CHALLENGE -> Write out every entry precisely as given, leaving the pictures out.

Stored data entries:
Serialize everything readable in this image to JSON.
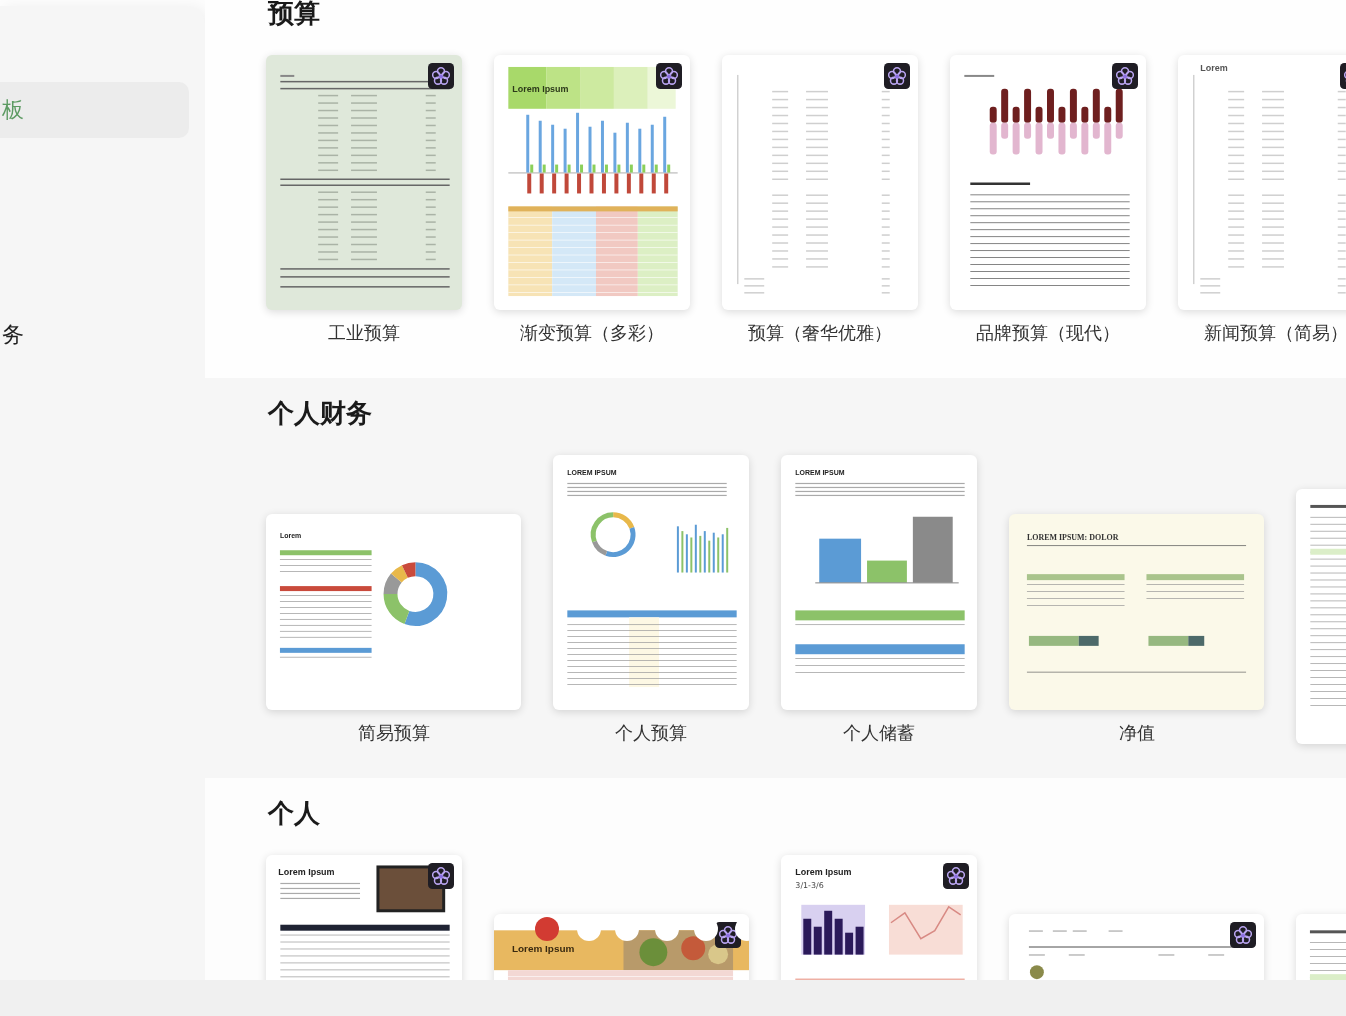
{
  "sidebar": {
    "items": [
      {
        "label": "板",
        "selected": true
      },
      {
        "label": "务",
        "selected": false
      }
    ]
  },
  "sections": [
    {
      "title": "预算",
      "templates": [
        {
          "label": "工业预算",
          "kind": "ledger",
          "landscape": false,
          "badge": true
        },
        {
          "label": "渐变预算（多彩）",
          "kind": "gradient",
          "landscape": false,
          "badge": true,
          "preview_title": "Lorem Ipsum"
        },
        {
          "label": "预算（奢华优雅）",
          "kind": "sparse",
          "landscape": false,
          "badge": true
        },
        {
          "label": "品牌预算（现代）",
          "kind": "brand",
          "landscape": false,
          "badge": true
        },
        {
          "label": "新闻预算（简易）",
          "kind": "news",
          "landscape": false,
          "badge": true,
          "preview_title": "Lorem"
        }
      ]
    },
    {
      "title": "个人财务",
      "templates": [
        {
          "label": "简易预算",
          "kind": "donut",
          "landscape": true,
          "badge": false,
          "preview_title": "Lorem"
        },
        {
          "label": "个人预算",
          "kind": "summary",
          "landscape": false,
          "badge": false,
          "preview_title": "LOREM IPSUM"
        },
        {
          "label": "个人储蓄",
          "kind": "savings",
          "landscape": false,
          "badge": false,
          "preview_title": "LOREM IPSUM"
        },
        {
          "label": "净值",
          "kind": "networth",
          "landscape": true,
          "badge": false,
          "preview_title": "LOREM IPSUM: DOLOR"
        },
        {
          "kind": "list",
          "landscape": false,
          "badge": false
        }
      ]
    },
    {
      "title": "个人",
      "templates": [
        {
          "kind": "photo",
          "landscape": false,
          "badge": true,
          "preview_title": "Lorem Ipsum"
        },
        {
          "kind": "banner",
          "landscape": true,
          "badge": true,
          "preview_title": "Lorem Ipsum"
        },
        {
          "kind": "dashboard",
          "landscape": false,
          "badge": true,
          "preview_title": "Lorem Ipsum",
          "preview_subtitle": "3/1-3/6"
        },
        {
          "kind": "bill",
          "landscape": true,
          "badge": true
        },
        {
          "kind": "list",
          "landscape": true,
          "badge": false
        }
      ]
    }
  ]
}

ANSWER BELOW ->
Serialize everything readable in this image to JSON.
{
  "sidebar": {
    "items": [
      {
        "label": "板",
        "selected": true
      },
      {
        "label": "务",
        "selected": false
      }
    ]
  },
  "sections": [
    {
      "title": "预算",
      "templates": [
        {
          "label": "工业预算",
          "kind": "ledger",
          "landscape": false,
          "badge": true
        },
        {
          "label": "渐变预算（多彩）",
          "kind": "gradient",
          "landscape": false,
          "badge": true,
          "preview_title": "Lorem Ipsum"
        },
        {
          "label": "预算（奢华优雅）",
          "kind": "sparse",
          "landscape": false,
          "badge": true
        },
        {
          "label": "品牌预算（现代）",
          "kind": "brand",
          "landscape": false,
          "badge": true
        },
        {
          "label": "新闻预算（简易）",
          "kind": "news",
          "landscape": false,
          "badge": true,
          "preview_title": "Lorem"
        }
      ]
    },
    {
      "title": "个人财务",
      "templates": [
        {
          "label": "简易预算",
          "kind": "donut",
          "landscape": true,
          "badge": false,
          "preview_title": "Lorem"
        },
        {
          "label": "个人预算",
          "kind": "summary",
          "landscape": false,
          "badge": false,
          "preview_title": "LOREM IPSUM"
        },
        {
          "label": "个人储蓄",
          "kind": "savings",
          "landscape": false,
          "badge": false,
          "preview_title": "LOREM IPSUM"
        },
        {
          "label": "净值",
          "kind": "networth",
          "landscape": true,
          "badge": false,
          "preview_title": "LOREM IPSUM: DOLOR"
        },
        {
          "kind": "list",
          "landscape": false,
          "badge": false
        }
      ]
    },
    {
      "title": "个人",
      "templates": [
        {
          "kind": "photo",
          "landscape": false,
          "badge": true,
          "preview_title": "Lorem Ipsum"
        },
        {
          "kind": "banner",
          "landscape": true,
          "badge": true,
          "preview_title": "Lorem Ipsum"
        },
        {
          "kind": "dashboard",
          "landscape": false,
          "badge": true,
          "preview_title": "Lorem Ipsum",
          "preview_subtitle": "3/1-3/6"
        },
        {
          "kind": "bill",
          "landscape": true,
          "badge": true
        },
        {
          "kind": "list",
          "landscape": true,
          "badge": false
        }
      ]
    }
  ]
}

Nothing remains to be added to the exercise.